Data for this exercise:

>>>

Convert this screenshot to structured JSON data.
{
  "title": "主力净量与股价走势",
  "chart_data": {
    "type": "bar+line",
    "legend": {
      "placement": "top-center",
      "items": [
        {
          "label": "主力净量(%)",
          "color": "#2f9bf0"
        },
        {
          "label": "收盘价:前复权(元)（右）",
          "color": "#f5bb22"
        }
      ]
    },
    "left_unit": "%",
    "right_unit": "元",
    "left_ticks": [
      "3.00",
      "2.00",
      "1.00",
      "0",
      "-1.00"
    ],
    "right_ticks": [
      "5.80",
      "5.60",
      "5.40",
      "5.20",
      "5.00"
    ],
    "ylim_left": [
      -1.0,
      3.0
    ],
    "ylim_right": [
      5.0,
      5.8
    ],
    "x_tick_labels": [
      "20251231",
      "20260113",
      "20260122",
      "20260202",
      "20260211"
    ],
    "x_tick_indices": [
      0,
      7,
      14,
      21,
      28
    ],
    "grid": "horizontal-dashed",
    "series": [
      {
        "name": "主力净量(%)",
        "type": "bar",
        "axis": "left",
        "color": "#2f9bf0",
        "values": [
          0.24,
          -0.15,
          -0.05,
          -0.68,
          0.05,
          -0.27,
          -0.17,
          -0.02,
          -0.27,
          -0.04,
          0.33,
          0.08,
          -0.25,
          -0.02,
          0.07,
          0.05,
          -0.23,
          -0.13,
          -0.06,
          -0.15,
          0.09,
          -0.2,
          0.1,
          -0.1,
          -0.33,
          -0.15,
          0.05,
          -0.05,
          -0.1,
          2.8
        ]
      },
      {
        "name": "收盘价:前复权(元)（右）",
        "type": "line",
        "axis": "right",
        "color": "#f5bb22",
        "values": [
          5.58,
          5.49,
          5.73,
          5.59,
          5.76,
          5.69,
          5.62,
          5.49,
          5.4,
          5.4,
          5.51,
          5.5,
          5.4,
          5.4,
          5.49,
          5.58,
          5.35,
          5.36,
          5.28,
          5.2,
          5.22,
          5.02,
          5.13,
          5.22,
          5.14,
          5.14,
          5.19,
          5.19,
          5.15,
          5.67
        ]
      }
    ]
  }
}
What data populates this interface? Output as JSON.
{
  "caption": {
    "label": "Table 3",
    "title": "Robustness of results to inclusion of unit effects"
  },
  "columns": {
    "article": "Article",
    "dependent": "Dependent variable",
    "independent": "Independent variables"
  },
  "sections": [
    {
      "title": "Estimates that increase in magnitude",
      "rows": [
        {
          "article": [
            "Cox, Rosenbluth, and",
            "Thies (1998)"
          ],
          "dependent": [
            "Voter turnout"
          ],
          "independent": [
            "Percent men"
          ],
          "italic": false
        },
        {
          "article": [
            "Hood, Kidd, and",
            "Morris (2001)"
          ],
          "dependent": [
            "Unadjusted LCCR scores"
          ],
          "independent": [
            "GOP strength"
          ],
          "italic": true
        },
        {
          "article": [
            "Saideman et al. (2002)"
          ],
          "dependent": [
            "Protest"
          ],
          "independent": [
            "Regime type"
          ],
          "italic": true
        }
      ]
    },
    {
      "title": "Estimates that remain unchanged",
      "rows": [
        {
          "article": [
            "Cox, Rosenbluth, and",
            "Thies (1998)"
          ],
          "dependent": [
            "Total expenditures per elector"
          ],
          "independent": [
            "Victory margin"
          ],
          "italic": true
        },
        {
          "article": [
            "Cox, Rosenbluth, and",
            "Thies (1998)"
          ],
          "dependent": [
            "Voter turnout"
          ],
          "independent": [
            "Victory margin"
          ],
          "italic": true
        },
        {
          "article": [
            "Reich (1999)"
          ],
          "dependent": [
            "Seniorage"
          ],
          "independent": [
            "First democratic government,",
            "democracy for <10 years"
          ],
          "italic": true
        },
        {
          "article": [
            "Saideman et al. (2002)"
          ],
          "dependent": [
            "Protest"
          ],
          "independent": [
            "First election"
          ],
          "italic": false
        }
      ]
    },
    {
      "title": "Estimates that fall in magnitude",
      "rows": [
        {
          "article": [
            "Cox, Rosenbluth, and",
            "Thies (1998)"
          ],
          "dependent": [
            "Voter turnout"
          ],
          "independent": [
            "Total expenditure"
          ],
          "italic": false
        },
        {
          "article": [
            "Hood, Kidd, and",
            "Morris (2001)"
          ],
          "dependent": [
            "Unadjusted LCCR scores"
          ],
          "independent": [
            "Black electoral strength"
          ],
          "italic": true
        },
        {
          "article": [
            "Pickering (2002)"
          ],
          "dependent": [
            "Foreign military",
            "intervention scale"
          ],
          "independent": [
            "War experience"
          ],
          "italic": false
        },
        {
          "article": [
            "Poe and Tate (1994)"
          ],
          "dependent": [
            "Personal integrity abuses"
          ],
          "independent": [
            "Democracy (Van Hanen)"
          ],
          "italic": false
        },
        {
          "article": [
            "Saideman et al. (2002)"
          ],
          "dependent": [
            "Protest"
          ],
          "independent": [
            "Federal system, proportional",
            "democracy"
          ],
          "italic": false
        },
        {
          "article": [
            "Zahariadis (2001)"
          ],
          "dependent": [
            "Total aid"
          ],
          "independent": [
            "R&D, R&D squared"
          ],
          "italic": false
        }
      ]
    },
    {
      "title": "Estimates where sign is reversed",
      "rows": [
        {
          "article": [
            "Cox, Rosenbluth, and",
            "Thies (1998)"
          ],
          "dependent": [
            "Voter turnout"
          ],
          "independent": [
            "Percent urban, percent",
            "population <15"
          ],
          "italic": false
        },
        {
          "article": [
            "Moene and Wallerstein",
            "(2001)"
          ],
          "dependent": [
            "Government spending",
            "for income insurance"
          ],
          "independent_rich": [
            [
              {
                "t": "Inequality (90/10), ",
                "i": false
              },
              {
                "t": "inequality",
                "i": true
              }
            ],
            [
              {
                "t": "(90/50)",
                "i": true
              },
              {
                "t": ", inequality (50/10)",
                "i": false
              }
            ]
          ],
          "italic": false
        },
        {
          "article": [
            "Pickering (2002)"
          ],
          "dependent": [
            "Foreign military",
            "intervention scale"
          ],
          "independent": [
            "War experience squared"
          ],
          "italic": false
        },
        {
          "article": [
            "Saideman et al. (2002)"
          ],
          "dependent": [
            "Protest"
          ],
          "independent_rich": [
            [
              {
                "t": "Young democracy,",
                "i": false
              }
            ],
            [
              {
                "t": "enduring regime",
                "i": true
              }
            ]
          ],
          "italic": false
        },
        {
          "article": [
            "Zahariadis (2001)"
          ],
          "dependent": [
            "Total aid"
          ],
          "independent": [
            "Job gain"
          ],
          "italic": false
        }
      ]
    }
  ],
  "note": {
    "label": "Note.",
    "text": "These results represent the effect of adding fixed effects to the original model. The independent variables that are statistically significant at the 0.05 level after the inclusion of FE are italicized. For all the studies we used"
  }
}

<<<

Exercise brief: Exactly as written, please output every entry.

Answer to this exercise:
Convert this screenshot to structured JSON data.
{
  "title": "主力净量与股价走势",
  "chart_data": {
    "type": "bar+line",
    "legend": {
      "placement": "top-center",
      "items": [
        {
          "label": "主力净量(%)",
          "color": "#2f9bf0"
        },
        {
          "label": "收盘价:前复权(元)（右）",
          "color": "#f5bb22"
        }
      ]
    },
    "left_unit": "%",
    "right_unit": "元",
    "left_ticks": [
      "3.00",
      "2.00",
      "1.00",
      "0",
      "-1.00"
    ],
    "right_ticks": [
      "5.80",
      "5.60",
      "5.40",
      "5.20",
      "5.00"
    ],
    "ylim_left": [
      -1.0,
      3.0
    ],
    "ylim_right": [
      5.0,
      5.8
    ],
    "x_tick_labels": [
      "20251231",
      "20260113",
      "20260122",
      "20260202",
      "20260211"
    ],
    "x_tick_indices": [
      0,
      7,
      14,
      21,
      28
    ],
    "grid": "horizontal-dashed",
    "series": [
      {
        "name": "主力净量(%)",
        "type": "bar",
        "axis": "left",
        "color": "#2f9bf0",
        "values": [
          0.24,
          -0.15,
          -0.05,
          -0.68,
          0.05,
          -0.27,
          -0.17,
          -0.02,
          -0.27,
          -0.04,
          0.33,
          0.08,
          -0.25,
          -0.02,
          0.07,
          0.05,
          -0.23,
          -0.13,
          -0.06,
          -0.15,
          0.09,
          -0.2,
          0.1,
          -0.1,
          -0.33,
          -0.15,
          0.05,
          -0.05,
          -0.1,
          2.8
        ]
      },
      {
        "name": "收盘价:前复权(元)（右）",
        "type": "line",
        "axis": "right",
        "color": "#f5bb22",
        "values": [
          5.58,
          5.49,
          5.73,
          5.59,
          5.76,
          5.69,
          5.62,
          5.49,
          5.4,
          5.4,
          5.51,
          5.5,
          5.4,
          5.4,
          5.49,
          5.58,
          5.35,
          5.36,
          5.28,
          5.2,
          5.22,
          5.02,
          5.13,
          5.22,
          5.14,
          5.14,
          5.19,
          5.19,
          5.15,
          5.67
        ]
      }
    ]
  }
}
What data populates this interface? Output as JSON.
{
  "caption": {
    "label": "Table 3",
    "title": "Robustness of results to inclusion of unit effects"
  },
  "columns": {
    "article": "Article",
    "dependent": "Dependent variable",
    "independent": "Independent variables"
  },
  "sections": [
    {
      "title": "Estimates that increase in magnitude",
      "rows": [
        {
          "article": [
            "Cox, Rosenbluth, and",
            "Thies (1998)"
          ],
          "dependent": [
            "Voter turnout"
          ],
          "independent": [
            "Percent men"
          ],
          "italic": false
        },
        {
          "article": [
            "Hood, Kidd, and",
            "Morris (2001)"
          ],
          "dependent": [
            "Unadjusted LCCR scores"
          ],
          "independent": [
            "GOP strength"
          ],
          "italic": true
        },
        {
          "article": [
            "Saideman et al. (2002)"
          ],
          "dependent": [
            "Protest"
          ],
          "independent": [
            "Regime type"
          ],
          "italic": true
        }
      ]
    },
    {
      "title": "Estimates that remain unchanged",
      "rows": [
        {
          "article": [
            "Cox, Rosenbluth, and",
            "Thies (1998)"
          ],
          "dependent": [
            "Total expenditures per elector"
          ],
          "independent": [
            "Victory margin"
          ],
          "italic": true
        },
        {
          "article": [
            "Cox, Rosenbluth, and",
            "Thies (1998)"
          ],
          "dependent": [
            "Voter turnout"
          ],
          "independent": [
            "Victory margin"
          ],
          "italic": true
        },
        {
          "article": [
            "Reich (1999)"
          ],
          "dependent": [
            "Seniorage"
          ],
          "independent": [
            "First democratic government,",
            "democracy for <10 years"
          ],
          "italic": true
        },
        {
          "article": [
            "Saideman et al. (2002)"
          ],
          "dependent": [
            "Protest"
          ],
          "independent": [
            "First election"
          ],
          "italic": false
        }
      ]
    },
    {
      "title": "Estimates that fall in magnitude",
      "rows": [
        {
          "article": [
            "Cox, Rosenbluth, and",
            "Thies (1998)"
          ],
          "dependent": [
            "Voter turnout"
          ],
          "independent": [
            "Total expenditure"
          ],
          "italic": false
        },
        {
          "article": [
            "Hood, Kidd, and",
            "Morris (2001)"
          ],
          "dependent": [
            "Unadjusted LCCR scores"
          ],
          "independent": [
            "Black electoral strength"
          ],
          "italic": true
        },
        {
          "article": [
            "Pickering (2002)"
          ],
          "dependent": [
            "Foreign military",
            "intervention scale"
          ],
          "independent": [
            "War experience"
          ],
          "italic": false
        },
        {
          "article": [
            "Poe and Tate (1994)"
          ],
          "dependent": [
            "Personal integrity abuses"
          ],
          "independent": [
            "Democracy (Van Hanen)"
          ],
          "italic": false
        },
        {
          "article": [
            "Saideman et al. (2002)"
          ],
          "dependent": [
            "Protest"
          ],
          "independent": [
            "Federal system, proportional",
            "democracy"
          ],
          "italic": false
        },
        {
          "article": [
            "Zahariadis (2001)"
          ],
          "dependent": [
            "Total aid"
          ],
          "independent": [
            "R&D, R&D squared"
          ],
          "italic": false
        }
      ]
    },
    {
      "title": "Estimates where sign is reversed",
      "rows": [
        {
          "article": [
            "Cox, Rosenbluth, and",
            "Thies (1998)"
          ],
          "dependent": [
            "Voter turnout"
          ],
          "independent": [
            "Percent urban, percent",
            "population <15"
          ],
          "italic": false
        },
        {
          "article": [
            "Moene and Wallerstein",
            "(2001)"
          ],
          "dependent": [
            "Government spending",
            "for income insurance"
          ],
          "independent_rich": [
            [
              {
                "t": "Inequality (90/10), ",
                "i": false
              },
              {
                "t": "inequality",
                "i": true
              }
            ],
            [
              {
                "t": "(90/50)",
                "i": true
              },
              {
                "t": ", inequality (50/10)",
                "i": false
              }
            ]
          ],
          "italic": false
        },
        {
          "article": [
            "Pickering (2002)"
          ],
          "dependent": [
            "Foreign military",
            "intervention scale"
          ],
          "independent": [
            "War experience squared"
          ],
          "italic": false
        },
        {
          "article": [
            "Saideman et al. (2002)"
          ],
          "dependent": [
            "Protest"
          ],
          "independent_rich": [
            [
              {
                "t": "Young democracy,",
                "i": false
              }
            ],
            [
              {
                "t": "enduring regime",
                "i": true
              }
            ]
          ],
          "italic": false
        },
        {
          "article": [
            "Zahariadis (2001)"
          ],
          "dependent": [
            "Total aid"
          ],
          "independent": [
            "Job gain"
          ],
          "italic": false
        }
      ]
    }
  ],
  "note": {
    "label": "Note.",
    "text": "These results represent the effect of adding fixed effects to the original model. The independent variables that are statistically significant at the 0.05 level after the inclusion of FE are italicized. For all the studies we used"
  }
}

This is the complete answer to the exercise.